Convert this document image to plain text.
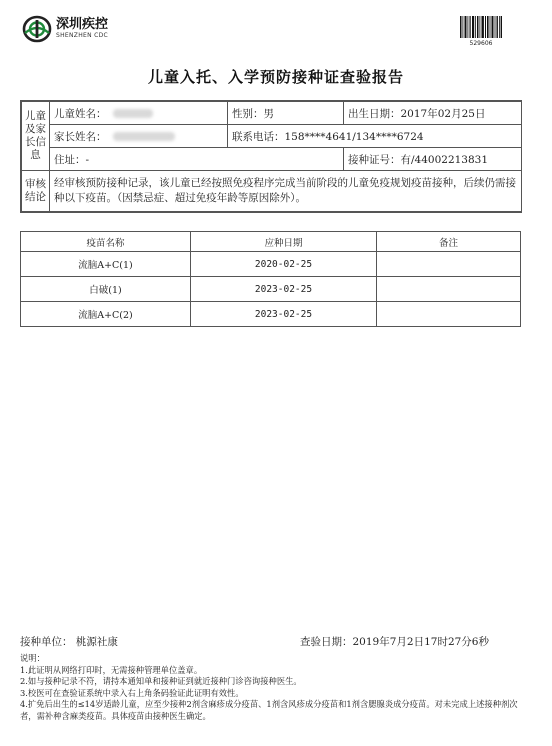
深圳疾控
SHENZHEN CDC
529606
儿童入托、入学预防接种证查验报告
儿童及家长信息	儿童姓名：	性别：男	出生日期：2017年02月25日
	家长姓名：	联系电话：158****4641/134****6724	
	住址：-		接种证号：有/44002213831
审核结论	经审核预防接种记录，该儿童已经按照免疫程序完成当前阶段的儿童免疫规划疫苗接种，后续仍需接种以下疫苗。（因禁忌症、超过免疫年龄等原因除外）。		
疫苗名称	应种日期	备注
流脑A+C(1)	2020-02-25	
白破(1)	2023-02-25	
流脑A+C(2)	2023-02-25	
接种单位： 桃源社康	查验日期：2019年7月2日17时27分6秒
说明：
1.此证明从网络打印时，无需接种管理单位盖章。
2.如与接种记录不符，请持本通知单和接种证到就近接种门诊咨询接种医生。
3.校医可在查验证系统中录入右上角条码验证此证明有效性。
4.扩免后出生的≤14岁适龄儿童，应至少接种2剂含麻疹成分疫苗、1剂含风疹成分疫苗和1剂含腮腺炎成分疫苗。对未完成上述接种剂次者，需补种含麻类疫苗。具体疫苗由接种医生确定。
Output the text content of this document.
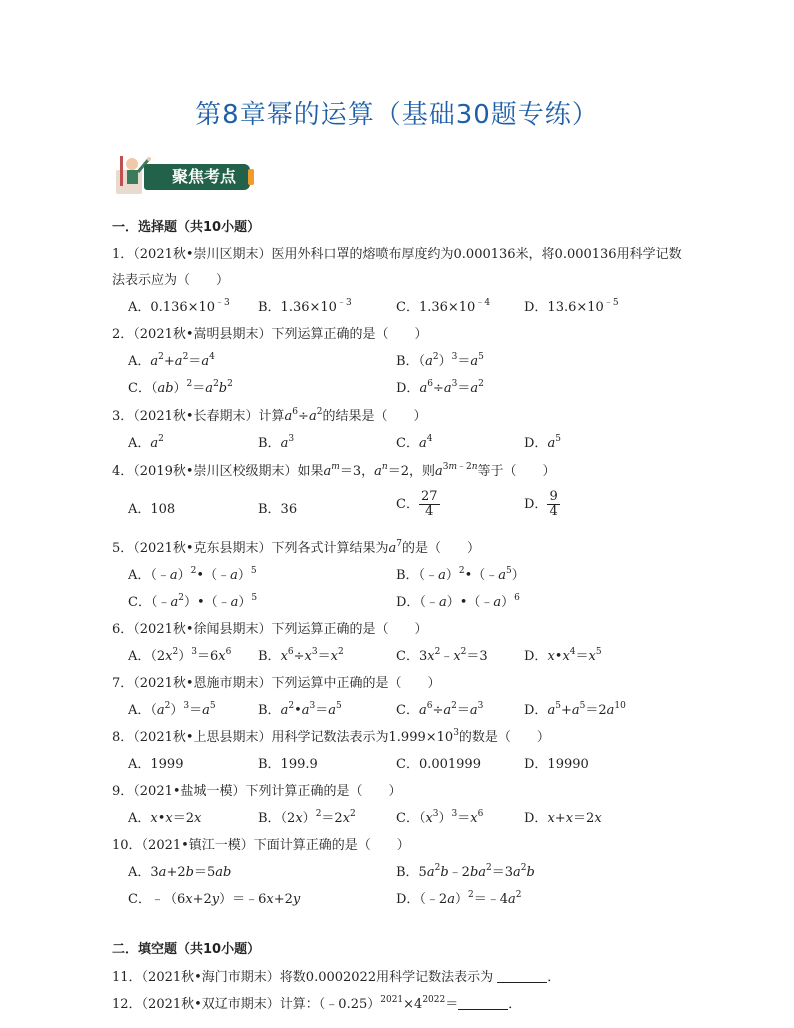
第8章幂的运算（基础30题专练）
聚焦考点
一．选择题（共10小题）
1．（2021秋•崇川区期末）医用外科口罩的熔喷布厚度约为0.000136米，将0.000136用科学记数
法表示应为（　　）
A．$0.136\times 10^{﹣3}$ B．$1.36\times 10^{﹣3}$	C．$1.36\times 10^{﹣4}$	D．$13.6\times 10^{﹣5}$
2．（2021秋•嵩明县期末）下列运算正确的是（　　）
A．$a^2+a^2=a^4$	B．$(a^2)^3=a^5$
C．$(ab)^2=a^2b^2$	D．$a^6\div a^3=a^2$
3．（2021秋•长春期末）计算$a^6\div a^2$的结果是（　　）
A．$a^2$	B．$a^3$	C．$a^4$	D．$a^5$
4．（2019秋•崇川区校级期末）如果$a^m=3$，$a^n=2$，则$a^{3m﹣2n}$等于（　　）
A．108	B．36	C． $\frac{27}{4}$	D． $\frac{9}{4}$
5．（2021秋•克东县期末）下列各式计算结果为$a^7$的是（　　）
A．（﹣a）$^2$•（﹣a）$^5$	B．$(﹣a)^2•(﹣a^5)$
C．$(﹣a^2)•(﹣a)^5$	D．（﹣a）•（﹣a）$^6$
6．（2021秋•徐闻县期末）下列运算正确的是（　　）
A．$(2x^2)^3=6x^6$ B．$x^6\div x^3=x^2$	C．$3x^2﹣x^2=3$	D．$x•x^4=x^5$
7．（2021秋•恩施市期末）下列运算中正确的是（　　）
A．$(a^2)^3=a^5$	B．$a^2•a^3=a^5$	C．$a^6\div a^2=a^3$	D．$a^5+a^5=2a^{10}$
8．（2021秋•上思县期末）用科学记数法表示为$1.999\times 10^3$的数是（　　）
A．1999	B．199.9	C．0.001999	D．19990
9．（2021•盐城一模）下列计算正确的是（　　）
A．x•x＝2x	B．$(2x)^2=2x^2$	C．$(x^3)^3=x^6$	D．x+x＝2x
10．（2021•镇江一模）下面计算正确的是（　　）
A．3a+2b＝5ab	B．$5a^2b﹣2ba^2=3a^2b$
C．﹣（6x+2y）＝﹣6x+2y	D．$(﹣2a)^2=﹣4a^2$
二．填空题（共10小题）
11．（2021秋•海门市期末）将数0.0002022用科学记数法表示为	．
12．（2021秋•双辽市期末）计算：$(﹣0.25)^{2021}\times 4^{2022}=$	．
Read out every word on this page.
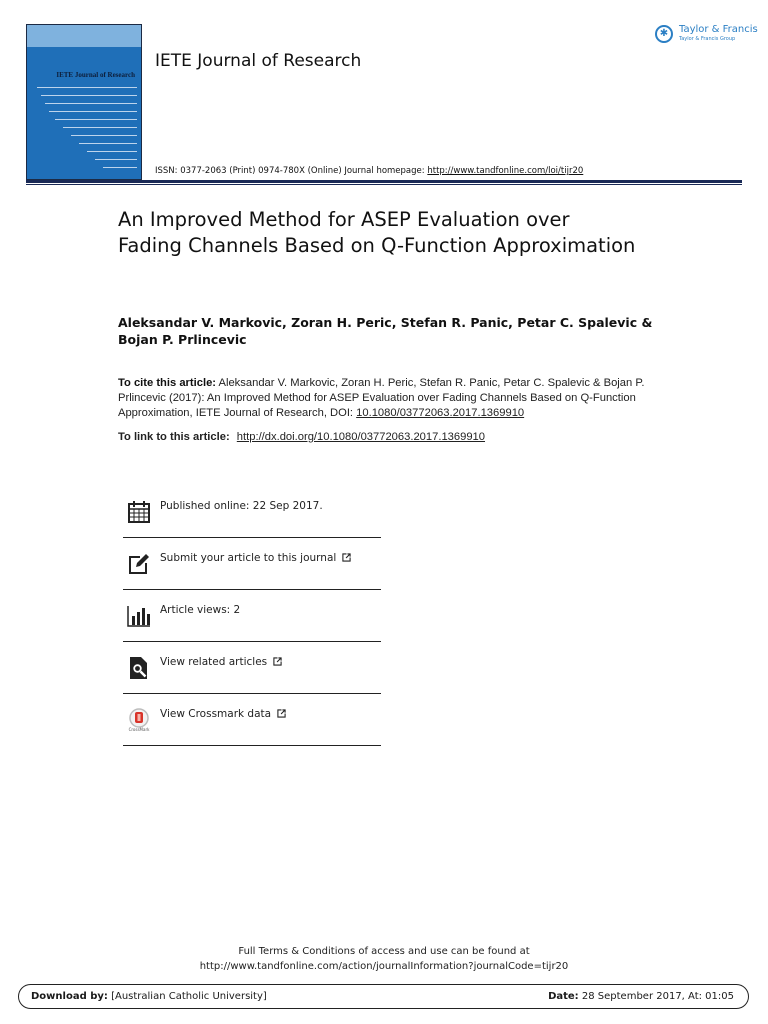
IETE Journal of Research
IETE Journal of Research
✱	Taylor & Francis
Taylor & Francis Group
ISSN: 0377-2063 (Print) 0974-780X (Online) Journal homepage: http://www.tandfonline.com/loi/tijr20
An Improved Method for ASEP Evaluation over Fading Channels Based on Q-Function Approximation

Aleksandar V. Markovic, Zoran H. Peric, Stefan R. Panic, Petar C. Spalevic & Bojan P. Prlincevic

To cite this article: Aleksandar V. Markovic, Zoran H. Peric, Stefan R. Panic, Petar C. Spalevic & Bojan P. Prlincevic (2017): An Improved Method for ASEP Evaluation over Fading Channels Based on Q-Function Approximation, IETE Journal of Research, DOI: 10.1080/03772063.2017.1369910

To link to this article: http://dx.doi.org/10.1080/03772063.2017.1369910
Published online: 22 Sep 2017.
Submit your article to this journal
Article views: 2
View related articles
CrossMark
View Crossmark data
Full Terms & Conditions of access and use can be found at
http://www.tandfonline.com/action/journalInformation?journalCode=tijr20
Download by: [Australian Catholic University]	Date: 28 September 2017, At: 01:05
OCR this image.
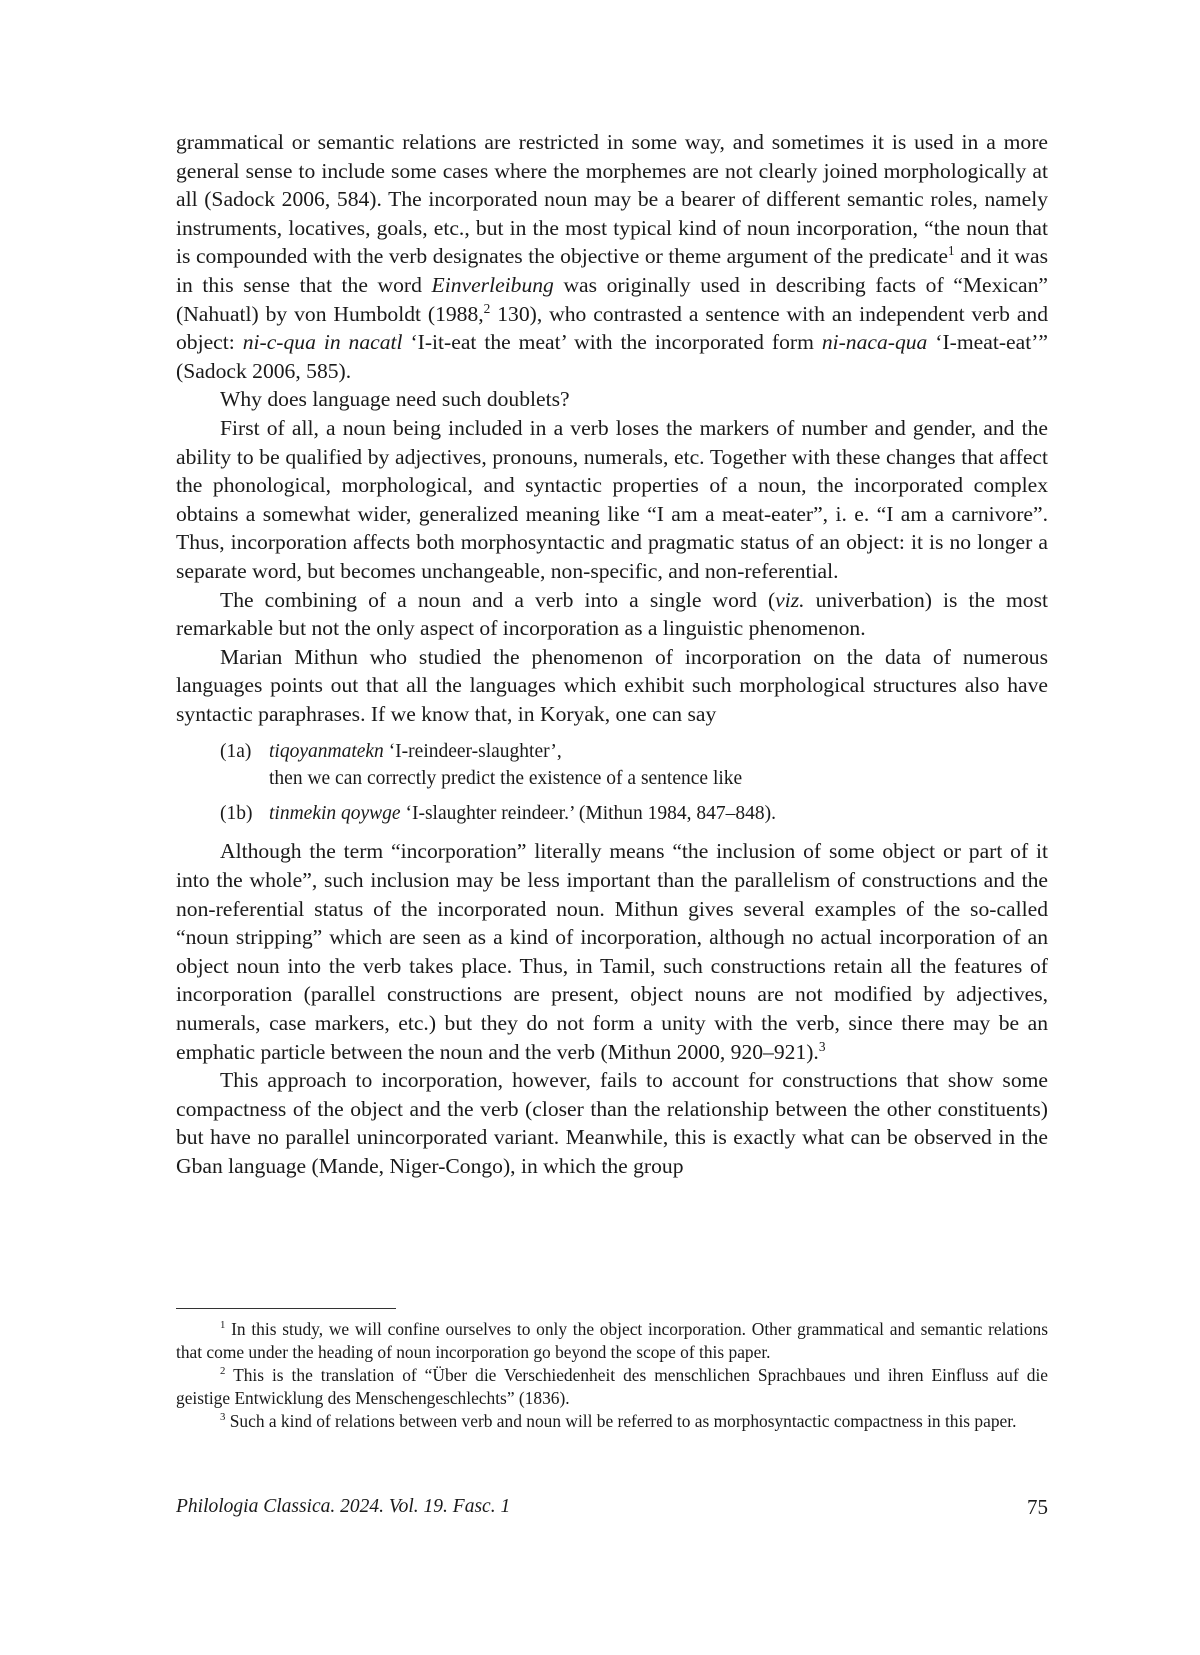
grammatical or semantic relations are restricted in some way, and sometimes it is used in a more general sense to include some cases where the morphemes are not clearly joined morphologically at all (Sadock 2006, 584). The incorporated noun may be a bearer of different semantic roles, namely instruments, locatives, goals, etc., but in the most typical kind of noun incorporation, “the noun that is compounded with the verb designates the objective or theme argument of the predicate$^1$ and it was in this sense that the word Einverleibung was originally used in describing facts of “Mexican” (Nahuatl) by von Humboldt (1988,$^2$ 130), who contrasted a sentence with an independent verb and object: ni-c-qua in nacatl ‘I-it-eat the meat’ with the incorporated form ni-naca-qua ‘I-meat-eat’” (Sadock 2006, 585).

Why does language need such doublets?

First of all, a noun being included in a verb loses the markers of number and gender, and the ability to be qualified by adjectives, pronouns, numerals, etc. Together with these changes that affect the phonological, morphological, and syntactic properties of a noun, the incorporated complex obtains a somewhat wider, generalized meaning like “I am a meat-eater”, i. e. “I am a carnivore”. Thus, incorporation affects both morphosyntactic and pragmatic status of an object: it is no longer a separate word, but becomes unchangeable, non-specific, and non-referential.

The combining of a noun and a verb into a single word (viz. univerbation) is the most remarkable but not the only aspect of incorporation as a linguistic phenomenon.

Marian Mithun who studied the phenomenon of incorporation on the data of numerous languages points out that all the languages which exhibit such morphological structures also have syntactic paraphrases. If we know that, in Koryak, one can say

(1a) tiqoyanmatekn ‘I-reindeer-slaughter’,
then we can correctly predict the existence of a sentence like
(1b) tinmekin qoywge ‘I-slaughter reindeer.’ (Mithun 1984, 847–848).

Although the term “incorporation” literally means “the inclusion of some object or part of it into the whole”, such inclusion may be less important than the parallelism of constructions and the non-referential status of the incorporated noun. Mithun gives several examples of the so-called “noun stripping” which are seen as a kind of incorporation, although no actual incorporation of an object noun into the verb takes place. Thus, in Tamil, such constructions retain all the features of incorporation (parallel constructions are present, object nouns are not modified by adjectives, numerals, case markers, etc.) but they do not form a unity with the verb, since there may be an emphatic particle between the noun and the verb (Mithun 2000, 920–921).$^3$

This approach to incorporation, however, fails to account for constructions that show some compactness of the object and the verb (closer than the relationship between the other constituents) but have no parallel unincorporated variant. Meanwhile, this is exactly what can be observed in the Gban language (Mande, Niger-Congo), in which the group

$^1$ In this study, we will confine ourselves to only the object incorporation. Other grammatical and semantic relations that come under the heading of noun incorporation go beyond the scope of this paper.

$^2$ This is the translation of “Über die Verschiedenheit des menschlichen Sprachbaues und ihren Einfluss auf die geistige Entwicklung des Menschengeschlechts” (1836).

$^3$ Such a kind of relations between verb and noun will be referred to as morphosyntactic compactness in this paper.

Philologia Classica. 2024. Vol. 19. Fasc. 1	75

GIVEN INSTRUCTION =
Each line in the data that holds the string "Aleksandar" should be found and copied.

EXERCISE ANSWER =
Aleksandar V. Markovic, Zoran H. Peric, Stefan R. Panic, Petar C. Spalevic & Bojan P. Prlincevic
To cite this article: Aleksandar V. Markovic, Zoran H. Peric, Stefan R. Panic, Petar C. Spalevic & Bojan P. Prlincevic (2017): An Improved Method for ASEP Evaluation over Fading Channels Based on Q-Function Approximation, IETE Journal of Research, DOI: 10.1080/03772063.2017.1369910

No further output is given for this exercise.